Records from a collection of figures
++++
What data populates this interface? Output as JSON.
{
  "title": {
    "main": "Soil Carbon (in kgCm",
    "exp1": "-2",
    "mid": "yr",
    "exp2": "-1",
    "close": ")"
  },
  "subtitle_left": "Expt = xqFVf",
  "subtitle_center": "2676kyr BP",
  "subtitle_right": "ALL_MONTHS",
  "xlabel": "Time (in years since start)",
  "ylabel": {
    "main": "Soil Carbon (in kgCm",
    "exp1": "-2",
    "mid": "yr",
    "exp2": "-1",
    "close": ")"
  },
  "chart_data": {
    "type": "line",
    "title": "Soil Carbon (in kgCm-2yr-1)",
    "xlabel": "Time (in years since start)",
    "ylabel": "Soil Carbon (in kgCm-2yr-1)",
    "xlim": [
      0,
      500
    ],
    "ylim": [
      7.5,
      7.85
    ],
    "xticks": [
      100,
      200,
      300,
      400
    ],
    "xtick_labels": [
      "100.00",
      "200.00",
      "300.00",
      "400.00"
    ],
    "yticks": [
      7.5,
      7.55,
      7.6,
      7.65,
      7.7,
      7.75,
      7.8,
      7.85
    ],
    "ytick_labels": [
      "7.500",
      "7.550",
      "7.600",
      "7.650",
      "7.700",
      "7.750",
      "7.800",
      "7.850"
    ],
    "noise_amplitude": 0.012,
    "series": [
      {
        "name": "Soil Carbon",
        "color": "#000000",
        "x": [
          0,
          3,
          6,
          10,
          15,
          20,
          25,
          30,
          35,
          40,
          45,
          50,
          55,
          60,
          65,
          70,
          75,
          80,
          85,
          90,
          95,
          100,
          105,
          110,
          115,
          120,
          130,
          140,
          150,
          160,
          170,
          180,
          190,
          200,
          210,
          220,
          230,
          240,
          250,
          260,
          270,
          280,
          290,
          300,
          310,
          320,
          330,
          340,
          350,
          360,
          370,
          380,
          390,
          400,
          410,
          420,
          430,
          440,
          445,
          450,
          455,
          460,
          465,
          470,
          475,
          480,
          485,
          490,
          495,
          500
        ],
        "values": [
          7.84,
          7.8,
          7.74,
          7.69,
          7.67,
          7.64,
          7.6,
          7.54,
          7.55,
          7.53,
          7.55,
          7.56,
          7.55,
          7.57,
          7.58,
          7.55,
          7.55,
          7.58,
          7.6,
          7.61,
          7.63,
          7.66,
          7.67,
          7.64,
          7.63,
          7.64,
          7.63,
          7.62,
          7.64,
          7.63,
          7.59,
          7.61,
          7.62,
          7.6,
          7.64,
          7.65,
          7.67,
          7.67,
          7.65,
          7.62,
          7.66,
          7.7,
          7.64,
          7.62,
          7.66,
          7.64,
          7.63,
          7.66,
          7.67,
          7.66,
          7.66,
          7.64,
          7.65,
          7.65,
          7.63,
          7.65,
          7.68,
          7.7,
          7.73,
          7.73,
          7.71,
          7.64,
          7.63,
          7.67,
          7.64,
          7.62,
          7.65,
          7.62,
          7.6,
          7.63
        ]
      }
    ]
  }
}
++++
→ **WHAT THE TASK REQUIRES**
Extract every line of the records above that contains the word "xlabel".

→ **COMPLETE OUTPUT**
  "xlabel": "Time (in years since start)",
    "xlabel": "Time (in years since start)",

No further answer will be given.